Dataset records:
########

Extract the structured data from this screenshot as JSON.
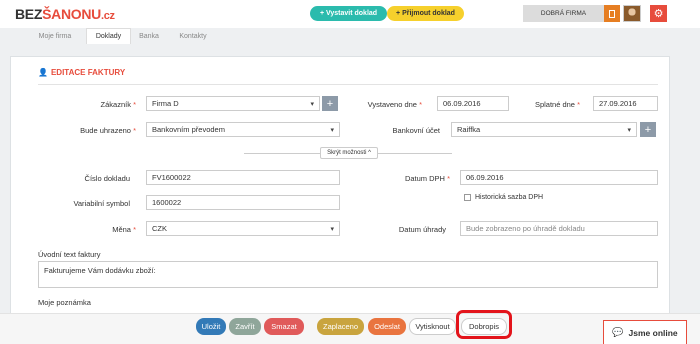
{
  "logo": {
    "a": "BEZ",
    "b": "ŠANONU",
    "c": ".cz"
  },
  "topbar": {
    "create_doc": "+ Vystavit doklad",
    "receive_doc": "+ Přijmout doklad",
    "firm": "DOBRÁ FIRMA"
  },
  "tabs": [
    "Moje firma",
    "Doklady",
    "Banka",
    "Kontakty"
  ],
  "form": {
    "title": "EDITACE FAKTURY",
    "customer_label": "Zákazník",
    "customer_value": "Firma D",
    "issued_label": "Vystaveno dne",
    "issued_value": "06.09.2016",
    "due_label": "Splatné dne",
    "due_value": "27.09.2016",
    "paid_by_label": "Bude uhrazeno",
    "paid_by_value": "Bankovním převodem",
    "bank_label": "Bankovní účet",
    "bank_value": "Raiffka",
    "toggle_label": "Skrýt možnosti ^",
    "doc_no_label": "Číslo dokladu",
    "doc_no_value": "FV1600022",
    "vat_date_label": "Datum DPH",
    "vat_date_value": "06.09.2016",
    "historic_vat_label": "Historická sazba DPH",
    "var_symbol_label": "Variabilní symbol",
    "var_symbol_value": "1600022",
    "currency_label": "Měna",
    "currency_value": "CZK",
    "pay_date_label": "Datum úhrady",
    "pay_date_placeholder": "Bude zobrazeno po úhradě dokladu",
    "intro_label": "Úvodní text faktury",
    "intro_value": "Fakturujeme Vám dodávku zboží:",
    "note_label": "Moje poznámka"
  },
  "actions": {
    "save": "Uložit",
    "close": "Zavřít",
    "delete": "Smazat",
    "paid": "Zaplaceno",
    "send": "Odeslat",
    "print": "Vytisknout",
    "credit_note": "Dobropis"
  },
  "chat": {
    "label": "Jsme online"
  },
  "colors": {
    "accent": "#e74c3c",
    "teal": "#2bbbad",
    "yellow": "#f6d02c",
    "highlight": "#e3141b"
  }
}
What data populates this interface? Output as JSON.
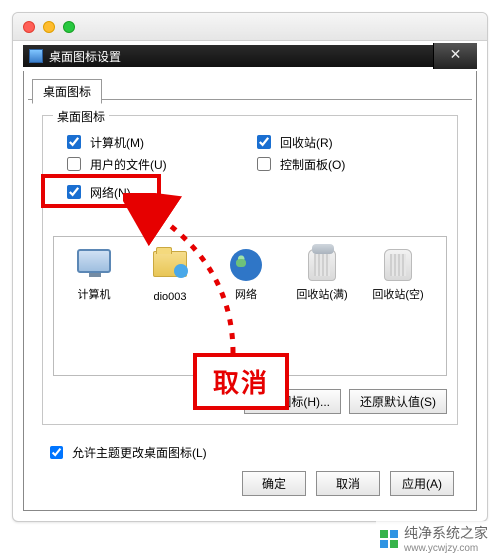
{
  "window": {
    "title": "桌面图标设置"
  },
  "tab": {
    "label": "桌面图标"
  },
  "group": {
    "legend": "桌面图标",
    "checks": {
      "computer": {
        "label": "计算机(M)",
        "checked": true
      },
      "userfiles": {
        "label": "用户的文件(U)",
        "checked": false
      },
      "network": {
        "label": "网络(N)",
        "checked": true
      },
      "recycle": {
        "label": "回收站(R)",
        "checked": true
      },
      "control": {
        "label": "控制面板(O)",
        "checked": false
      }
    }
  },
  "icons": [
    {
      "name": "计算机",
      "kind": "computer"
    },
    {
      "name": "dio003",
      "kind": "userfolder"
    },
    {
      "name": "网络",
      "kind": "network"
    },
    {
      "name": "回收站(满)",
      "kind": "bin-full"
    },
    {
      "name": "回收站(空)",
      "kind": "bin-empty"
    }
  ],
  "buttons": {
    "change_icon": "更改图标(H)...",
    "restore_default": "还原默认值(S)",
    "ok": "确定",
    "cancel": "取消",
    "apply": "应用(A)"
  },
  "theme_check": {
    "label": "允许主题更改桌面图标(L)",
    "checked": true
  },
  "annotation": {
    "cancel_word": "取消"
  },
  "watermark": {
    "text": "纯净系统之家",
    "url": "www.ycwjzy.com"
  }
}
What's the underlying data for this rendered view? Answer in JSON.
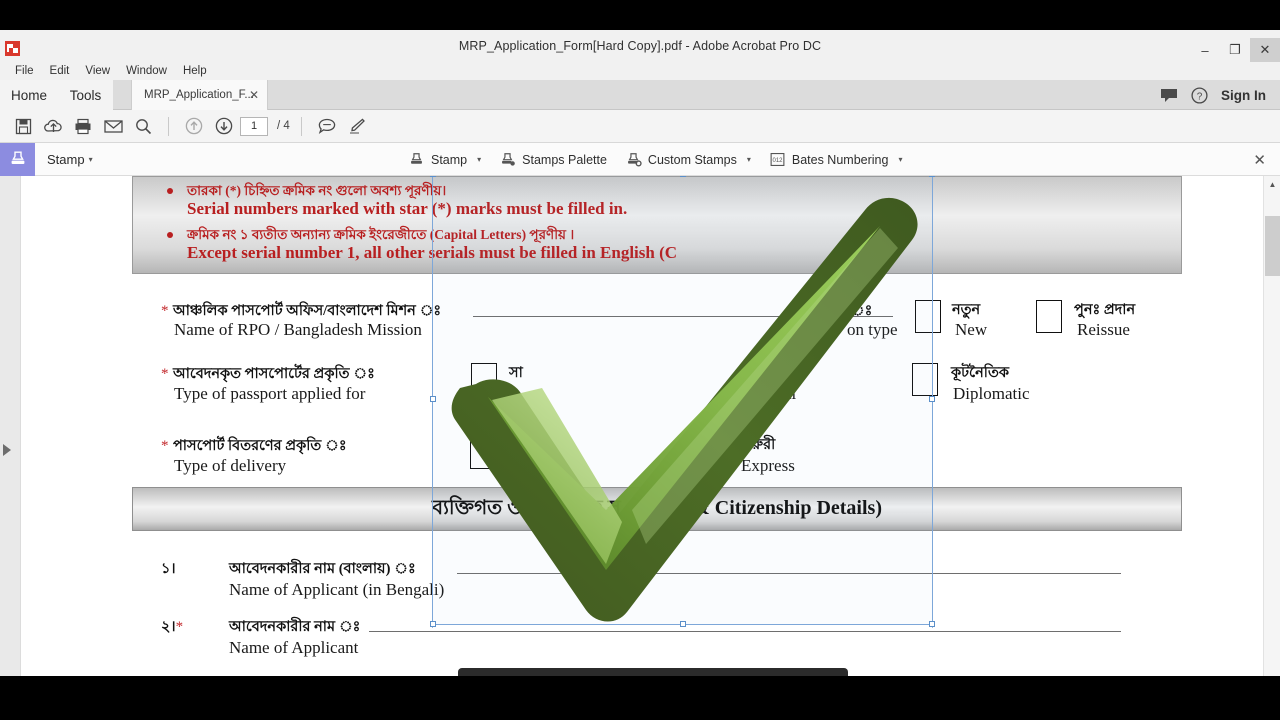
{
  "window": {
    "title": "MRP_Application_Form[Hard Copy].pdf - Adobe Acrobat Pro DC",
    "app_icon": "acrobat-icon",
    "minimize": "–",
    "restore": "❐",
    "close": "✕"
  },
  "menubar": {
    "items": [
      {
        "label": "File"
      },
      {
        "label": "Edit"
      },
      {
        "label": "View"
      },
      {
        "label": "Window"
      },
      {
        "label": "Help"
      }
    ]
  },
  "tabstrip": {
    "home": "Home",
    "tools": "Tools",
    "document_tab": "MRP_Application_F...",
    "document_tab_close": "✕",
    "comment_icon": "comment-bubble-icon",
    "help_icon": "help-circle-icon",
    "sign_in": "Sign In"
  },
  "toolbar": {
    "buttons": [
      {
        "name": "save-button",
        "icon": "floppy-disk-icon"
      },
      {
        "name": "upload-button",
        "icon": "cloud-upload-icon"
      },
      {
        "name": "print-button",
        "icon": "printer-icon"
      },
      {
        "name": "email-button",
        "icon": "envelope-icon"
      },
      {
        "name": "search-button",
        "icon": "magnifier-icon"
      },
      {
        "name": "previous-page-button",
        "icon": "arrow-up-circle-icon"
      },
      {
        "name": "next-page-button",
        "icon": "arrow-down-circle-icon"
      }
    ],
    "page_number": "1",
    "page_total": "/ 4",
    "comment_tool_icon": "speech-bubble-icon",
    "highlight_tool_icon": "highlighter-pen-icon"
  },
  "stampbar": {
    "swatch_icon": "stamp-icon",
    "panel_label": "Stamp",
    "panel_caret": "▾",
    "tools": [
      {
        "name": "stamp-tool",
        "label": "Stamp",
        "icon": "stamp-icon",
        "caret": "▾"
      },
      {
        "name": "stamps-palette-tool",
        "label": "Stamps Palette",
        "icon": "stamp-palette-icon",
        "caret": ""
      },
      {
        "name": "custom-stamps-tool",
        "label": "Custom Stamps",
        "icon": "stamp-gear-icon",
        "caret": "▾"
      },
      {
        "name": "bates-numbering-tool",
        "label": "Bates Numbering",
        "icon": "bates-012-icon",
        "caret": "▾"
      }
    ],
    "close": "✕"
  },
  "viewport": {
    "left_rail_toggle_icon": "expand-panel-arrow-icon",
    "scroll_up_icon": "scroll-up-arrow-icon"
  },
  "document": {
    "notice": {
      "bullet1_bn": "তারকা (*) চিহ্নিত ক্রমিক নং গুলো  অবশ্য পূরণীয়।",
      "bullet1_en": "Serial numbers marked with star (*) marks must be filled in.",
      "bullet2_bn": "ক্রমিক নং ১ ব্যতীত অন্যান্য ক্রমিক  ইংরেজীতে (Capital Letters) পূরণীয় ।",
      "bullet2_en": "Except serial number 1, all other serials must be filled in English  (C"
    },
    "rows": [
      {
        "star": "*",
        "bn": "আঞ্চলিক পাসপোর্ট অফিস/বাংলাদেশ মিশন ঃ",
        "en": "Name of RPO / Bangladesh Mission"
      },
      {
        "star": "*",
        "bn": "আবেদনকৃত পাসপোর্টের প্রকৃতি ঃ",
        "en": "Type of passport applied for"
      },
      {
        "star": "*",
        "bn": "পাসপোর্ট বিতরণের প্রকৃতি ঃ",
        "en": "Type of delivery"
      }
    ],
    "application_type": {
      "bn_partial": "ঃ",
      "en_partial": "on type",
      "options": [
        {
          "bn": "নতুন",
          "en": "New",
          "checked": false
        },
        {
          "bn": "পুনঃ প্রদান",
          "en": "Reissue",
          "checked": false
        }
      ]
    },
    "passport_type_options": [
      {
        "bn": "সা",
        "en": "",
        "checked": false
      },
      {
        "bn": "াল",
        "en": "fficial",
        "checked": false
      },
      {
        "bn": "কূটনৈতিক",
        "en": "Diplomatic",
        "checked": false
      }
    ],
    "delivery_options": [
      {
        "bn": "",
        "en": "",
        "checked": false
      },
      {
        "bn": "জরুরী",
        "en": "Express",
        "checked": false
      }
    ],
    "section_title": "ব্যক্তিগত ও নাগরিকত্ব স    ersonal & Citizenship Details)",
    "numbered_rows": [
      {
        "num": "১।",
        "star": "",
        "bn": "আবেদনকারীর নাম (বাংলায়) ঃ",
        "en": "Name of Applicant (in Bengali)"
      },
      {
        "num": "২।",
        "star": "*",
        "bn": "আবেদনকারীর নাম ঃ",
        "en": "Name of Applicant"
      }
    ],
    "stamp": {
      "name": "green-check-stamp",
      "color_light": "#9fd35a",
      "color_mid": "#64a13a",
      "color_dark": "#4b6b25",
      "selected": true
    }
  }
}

########

TASK REQUIREMENTS:
Write out each line of the data that holds the string "bubble".

RIGHT ANSWER:
    "comment_icon": "comment-bubble-icon",
    "comment_tool_icon": "speech-bubble-icon",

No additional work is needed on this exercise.